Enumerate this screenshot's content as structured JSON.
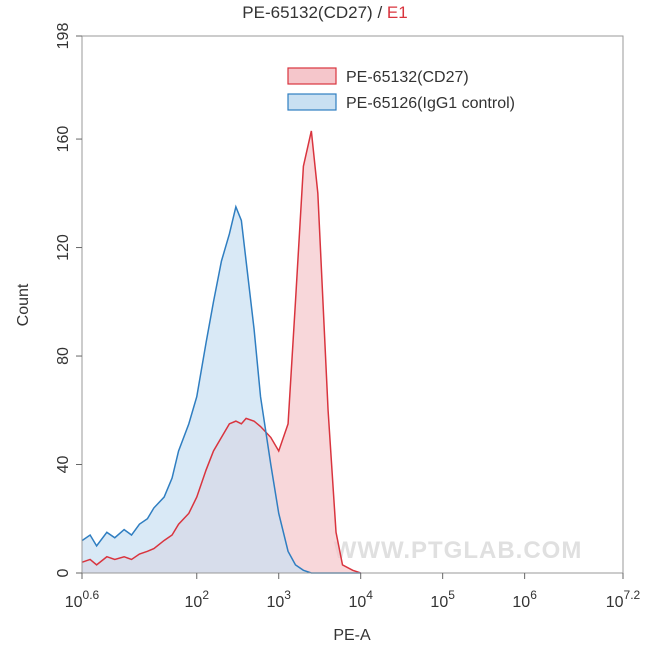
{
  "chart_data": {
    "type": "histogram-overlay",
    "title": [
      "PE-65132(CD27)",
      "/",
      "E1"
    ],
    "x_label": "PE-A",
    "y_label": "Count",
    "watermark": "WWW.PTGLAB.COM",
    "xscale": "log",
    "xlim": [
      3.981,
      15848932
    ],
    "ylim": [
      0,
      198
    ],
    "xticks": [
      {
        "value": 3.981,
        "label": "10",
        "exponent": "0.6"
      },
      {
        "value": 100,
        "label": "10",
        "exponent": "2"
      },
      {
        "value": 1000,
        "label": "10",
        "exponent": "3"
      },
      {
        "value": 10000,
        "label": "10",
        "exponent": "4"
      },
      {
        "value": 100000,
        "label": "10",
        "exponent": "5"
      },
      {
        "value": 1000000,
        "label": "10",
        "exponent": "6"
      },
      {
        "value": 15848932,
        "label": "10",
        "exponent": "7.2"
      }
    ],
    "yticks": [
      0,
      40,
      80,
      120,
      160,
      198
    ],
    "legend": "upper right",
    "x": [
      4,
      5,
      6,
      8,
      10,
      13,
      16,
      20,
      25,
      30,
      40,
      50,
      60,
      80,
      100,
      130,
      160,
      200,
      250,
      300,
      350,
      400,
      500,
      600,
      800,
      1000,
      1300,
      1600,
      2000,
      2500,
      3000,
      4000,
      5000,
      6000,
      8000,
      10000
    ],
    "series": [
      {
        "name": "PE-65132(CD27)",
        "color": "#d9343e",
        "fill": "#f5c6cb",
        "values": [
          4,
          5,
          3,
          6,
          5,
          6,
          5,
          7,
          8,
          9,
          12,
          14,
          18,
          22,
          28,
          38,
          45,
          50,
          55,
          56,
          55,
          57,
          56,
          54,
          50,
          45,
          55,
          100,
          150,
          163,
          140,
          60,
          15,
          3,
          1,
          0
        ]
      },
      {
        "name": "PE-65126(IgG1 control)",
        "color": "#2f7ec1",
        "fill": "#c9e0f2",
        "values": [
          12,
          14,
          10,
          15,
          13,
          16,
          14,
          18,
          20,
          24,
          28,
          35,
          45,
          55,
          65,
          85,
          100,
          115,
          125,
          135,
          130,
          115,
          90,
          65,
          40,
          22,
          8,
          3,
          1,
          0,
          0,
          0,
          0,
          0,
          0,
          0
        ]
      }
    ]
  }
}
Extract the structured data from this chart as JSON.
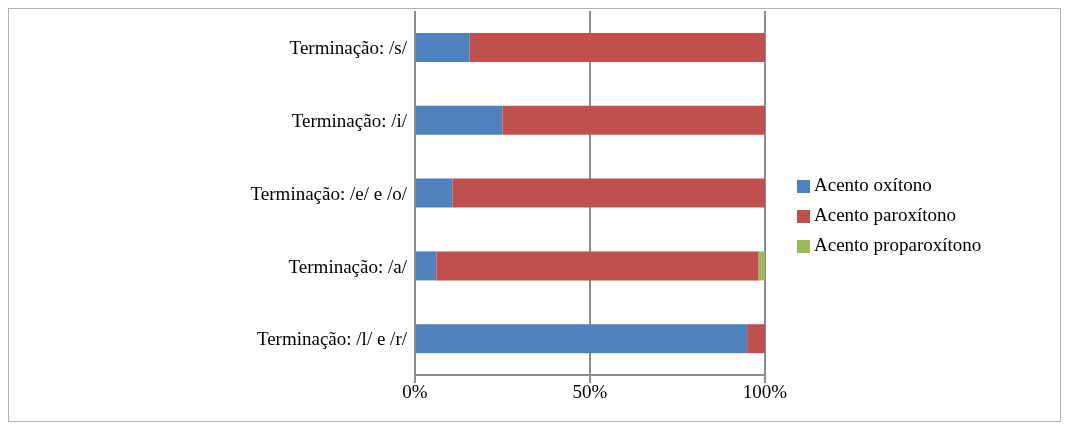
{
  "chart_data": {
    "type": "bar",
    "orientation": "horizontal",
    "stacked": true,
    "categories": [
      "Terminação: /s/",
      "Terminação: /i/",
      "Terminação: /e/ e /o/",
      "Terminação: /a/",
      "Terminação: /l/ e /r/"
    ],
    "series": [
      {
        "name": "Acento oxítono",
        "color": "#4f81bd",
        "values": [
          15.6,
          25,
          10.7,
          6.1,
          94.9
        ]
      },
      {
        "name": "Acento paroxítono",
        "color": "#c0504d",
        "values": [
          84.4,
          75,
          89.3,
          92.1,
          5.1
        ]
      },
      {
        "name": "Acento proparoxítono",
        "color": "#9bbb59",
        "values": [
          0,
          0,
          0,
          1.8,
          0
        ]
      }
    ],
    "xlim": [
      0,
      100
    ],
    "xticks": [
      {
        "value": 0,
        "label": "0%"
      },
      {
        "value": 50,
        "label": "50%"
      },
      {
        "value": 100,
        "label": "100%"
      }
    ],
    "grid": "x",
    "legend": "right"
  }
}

++++++

> **What to produce**
Write out every line of the entries that holds the word "structured".

> **Answer**
Enumerate this screenshot's content as structured JSON.
Extract the structured data from this chart as JSON.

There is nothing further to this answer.